= Page excerpt =
BEGIN
Personal information
- Date of birth: 20 October 1957
- Place of birth: Hilversum, Netherlands
- Date of death: October 2021 (aged 63)
- Position: Central defender

Youth career
- SC 't Gooi

Senior career*
- Years: Team / Apps / (Gls)
- 1976–1978: Utrecht / 0 / (0)
- 1978–1983: Ajax / 44 / (1)
- 1981: → Go Ahead Eagles (loan) / 12 / (0)
- 1982–1983: → NEC (loan) / 31 / (0)
- 1983–1985: DS'79 / 56 / (0)
- 1985–1990: Sparta / 142 / (8)
- FC Hilversum
- Total:  / 285 / (9)

International career
- 1979: Netherlands U21 / 3 / (0)
- 1986: Netherlands Olympic / 1 / (0)

= Piet Wijnberg =

Dutch footballer (1957–2021)

Piet Wijnberg (20 October 1957 – October 2021) was a Dutch professional footballer who played as a central defender for SC 't Gooi, Utrecht, Ajax, Go Ahead Eagles, NEC, DS'79, Sparta and FC Hilversum. He also represented the Netherlands at under-21 and Olympic levels.
END
(Structured page parsing data)
BEGIN
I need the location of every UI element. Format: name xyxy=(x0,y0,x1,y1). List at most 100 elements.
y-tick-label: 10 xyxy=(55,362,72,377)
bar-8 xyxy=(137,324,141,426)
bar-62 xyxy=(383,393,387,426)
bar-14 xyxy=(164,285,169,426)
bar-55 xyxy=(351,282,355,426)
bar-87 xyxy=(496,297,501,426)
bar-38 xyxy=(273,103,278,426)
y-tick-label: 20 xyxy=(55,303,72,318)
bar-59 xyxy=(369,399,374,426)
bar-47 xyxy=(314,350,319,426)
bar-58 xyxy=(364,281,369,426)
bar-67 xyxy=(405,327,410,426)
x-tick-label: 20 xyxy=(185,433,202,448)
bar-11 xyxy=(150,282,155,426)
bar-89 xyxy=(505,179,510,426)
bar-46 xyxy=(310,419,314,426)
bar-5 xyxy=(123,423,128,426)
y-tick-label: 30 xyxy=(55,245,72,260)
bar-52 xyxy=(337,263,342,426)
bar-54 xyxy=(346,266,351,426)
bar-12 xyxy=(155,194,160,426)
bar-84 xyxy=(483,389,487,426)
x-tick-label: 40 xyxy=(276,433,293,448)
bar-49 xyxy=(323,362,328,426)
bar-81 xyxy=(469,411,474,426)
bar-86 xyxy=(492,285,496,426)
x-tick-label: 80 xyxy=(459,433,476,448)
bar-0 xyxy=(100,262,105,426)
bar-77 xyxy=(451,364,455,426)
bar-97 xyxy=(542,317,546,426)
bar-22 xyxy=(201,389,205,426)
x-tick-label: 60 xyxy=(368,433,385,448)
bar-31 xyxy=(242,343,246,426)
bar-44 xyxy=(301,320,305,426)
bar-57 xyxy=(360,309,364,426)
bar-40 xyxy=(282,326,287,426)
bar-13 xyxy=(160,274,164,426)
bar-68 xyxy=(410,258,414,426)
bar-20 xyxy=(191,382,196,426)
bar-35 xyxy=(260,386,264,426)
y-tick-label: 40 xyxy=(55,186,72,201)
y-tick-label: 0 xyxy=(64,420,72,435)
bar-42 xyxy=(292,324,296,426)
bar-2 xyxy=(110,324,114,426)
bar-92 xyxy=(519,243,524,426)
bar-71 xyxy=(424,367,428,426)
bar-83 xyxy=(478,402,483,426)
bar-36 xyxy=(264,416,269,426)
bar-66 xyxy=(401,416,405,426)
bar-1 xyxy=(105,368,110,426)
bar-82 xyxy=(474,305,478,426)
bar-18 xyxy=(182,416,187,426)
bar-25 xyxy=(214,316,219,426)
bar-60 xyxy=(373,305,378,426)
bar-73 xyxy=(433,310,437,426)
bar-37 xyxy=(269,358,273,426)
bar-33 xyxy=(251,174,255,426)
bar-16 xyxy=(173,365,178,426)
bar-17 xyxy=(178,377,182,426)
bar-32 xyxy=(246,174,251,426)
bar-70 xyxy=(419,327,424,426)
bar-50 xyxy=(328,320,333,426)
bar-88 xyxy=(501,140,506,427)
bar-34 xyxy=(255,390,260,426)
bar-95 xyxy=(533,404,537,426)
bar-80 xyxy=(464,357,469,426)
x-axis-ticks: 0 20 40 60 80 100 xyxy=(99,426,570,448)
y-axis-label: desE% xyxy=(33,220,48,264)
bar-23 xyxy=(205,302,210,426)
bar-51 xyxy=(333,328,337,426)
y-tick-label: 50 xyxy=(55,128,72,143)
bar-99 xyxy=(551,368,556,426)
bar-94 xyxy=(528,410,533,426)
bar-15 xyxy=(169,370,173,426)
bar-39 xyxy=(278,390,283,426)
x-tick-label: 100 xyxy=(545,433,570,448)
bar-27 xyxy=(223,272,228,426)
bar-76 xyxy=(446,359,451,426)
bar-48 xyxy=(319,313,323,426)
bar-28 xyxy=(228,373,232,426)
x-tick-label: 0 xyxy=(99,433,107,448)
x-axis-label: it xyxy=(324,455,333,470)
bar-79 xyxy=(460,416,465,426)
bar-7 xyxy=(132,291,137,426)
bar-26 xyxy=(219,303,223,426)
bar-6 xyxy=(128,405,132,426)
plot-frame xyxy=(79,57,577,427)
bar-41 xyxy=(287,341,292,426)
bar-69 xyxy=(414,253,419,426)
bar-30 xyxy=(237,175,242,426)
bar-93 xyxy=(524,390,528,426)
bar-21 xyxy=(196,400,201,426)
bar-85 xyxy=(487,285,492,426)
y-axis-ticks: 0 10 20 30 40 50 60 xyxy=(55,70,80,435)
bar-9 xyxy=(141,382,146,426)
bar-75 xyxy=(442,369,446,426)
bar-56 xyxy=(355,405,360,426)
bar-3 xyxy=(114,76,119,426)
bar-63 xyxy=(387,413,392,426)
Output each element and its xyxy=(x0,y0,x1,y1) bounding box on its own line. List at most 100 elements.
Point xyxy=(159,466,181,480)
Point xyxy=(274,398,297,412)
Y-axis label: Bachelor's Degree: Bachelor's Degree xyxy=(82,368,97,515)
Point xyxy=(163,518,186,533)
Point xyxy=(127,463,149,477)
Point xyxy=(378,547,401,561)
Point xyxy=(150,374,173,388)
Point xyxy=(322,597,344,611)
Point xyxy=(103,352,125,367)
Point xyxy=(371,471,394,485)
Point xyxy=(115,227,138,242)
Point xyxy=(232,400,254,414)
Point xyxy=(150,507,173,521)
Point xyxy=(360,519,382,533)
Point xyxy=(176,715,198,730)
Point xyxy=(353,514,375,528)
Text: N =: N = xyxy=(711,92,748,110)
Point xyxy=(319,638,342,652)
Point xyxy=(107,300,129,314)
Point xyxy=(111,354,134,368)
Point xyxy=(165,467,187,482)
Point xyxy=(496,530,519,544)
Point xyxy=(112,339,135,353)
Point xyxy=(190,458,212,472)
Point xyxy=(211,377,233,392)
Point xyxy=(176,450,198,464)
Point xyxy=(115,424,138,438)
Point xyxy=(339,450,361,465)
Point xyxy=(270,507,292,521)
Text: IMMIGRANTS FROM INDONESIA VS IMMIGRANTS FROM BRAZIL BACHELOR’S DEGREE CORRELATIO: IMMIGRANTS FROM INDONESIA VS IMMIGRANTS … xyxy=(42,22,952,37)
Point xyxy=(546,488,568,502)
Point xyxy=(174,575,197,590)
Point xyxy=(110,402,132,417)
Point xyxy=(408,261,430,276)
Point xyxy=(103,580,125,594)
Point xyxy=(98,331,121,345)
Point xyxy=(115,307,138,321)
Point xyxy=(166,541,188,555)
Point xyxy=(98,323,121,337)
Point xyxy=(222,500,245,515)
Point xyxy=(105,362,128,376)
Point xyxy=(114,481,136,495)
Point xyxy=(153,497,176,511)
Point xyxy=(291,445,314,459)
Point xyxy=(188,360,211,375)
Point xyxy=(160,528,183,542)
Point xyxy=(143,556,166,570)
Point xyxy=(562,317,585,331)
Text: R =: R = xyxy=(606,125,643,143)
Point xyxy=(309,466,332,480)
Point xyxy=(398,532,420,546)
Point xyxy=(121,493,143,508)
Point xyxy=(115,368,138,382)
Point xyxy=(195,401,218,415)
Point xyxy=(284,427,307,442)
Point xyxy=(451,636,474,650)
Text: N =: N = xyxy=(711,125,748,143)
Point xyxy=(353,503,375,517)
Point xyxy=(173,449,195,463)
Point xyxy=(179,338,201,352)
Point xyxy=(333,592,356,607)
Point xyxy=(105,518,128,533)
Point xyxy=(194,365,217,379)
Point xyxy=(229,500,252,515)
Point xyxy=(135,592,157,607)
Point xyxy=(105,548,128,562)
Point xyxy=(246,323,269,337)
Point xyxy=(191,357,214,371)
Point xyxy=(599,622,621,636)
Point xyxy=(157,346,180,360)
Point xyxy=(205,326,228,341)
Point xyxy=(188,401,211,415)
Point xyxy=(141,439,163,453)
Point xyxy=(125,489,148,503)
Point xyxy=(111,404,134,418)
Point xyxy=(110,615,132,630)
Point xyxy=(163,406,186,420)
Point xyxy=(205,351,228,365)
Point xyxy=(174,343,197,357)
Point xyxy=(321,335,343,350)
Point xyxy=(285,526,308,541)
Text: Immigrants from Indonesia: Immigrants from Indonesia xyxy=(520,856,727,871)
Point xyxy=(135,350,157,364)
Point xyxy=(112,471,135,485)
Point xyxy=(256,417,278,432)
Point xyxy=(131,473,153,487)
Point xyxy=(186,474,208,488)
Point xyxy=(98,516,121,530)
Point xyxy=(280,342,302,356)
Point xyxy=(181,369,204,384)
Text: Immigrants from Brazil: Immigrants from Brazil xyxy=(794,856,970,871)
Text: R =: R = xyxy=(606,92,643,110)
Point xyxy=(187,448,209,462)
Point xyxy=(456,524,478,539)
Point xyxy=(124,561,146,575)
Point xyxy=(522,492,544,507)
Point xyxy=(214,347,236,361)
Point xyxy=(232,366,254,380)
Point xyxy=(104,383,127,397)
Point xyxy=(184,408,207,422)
END
= Problem details =
Answer these questions about the Piet Wijnberg excerpt.
1. Where was Piet Wijnberg born?
2. How many appearances did he make for Sparta?
3. In which year did he play for the Netherlands Olympic team?

= Response =
1. Hilversum, Netherlands
2. 142
3. 1986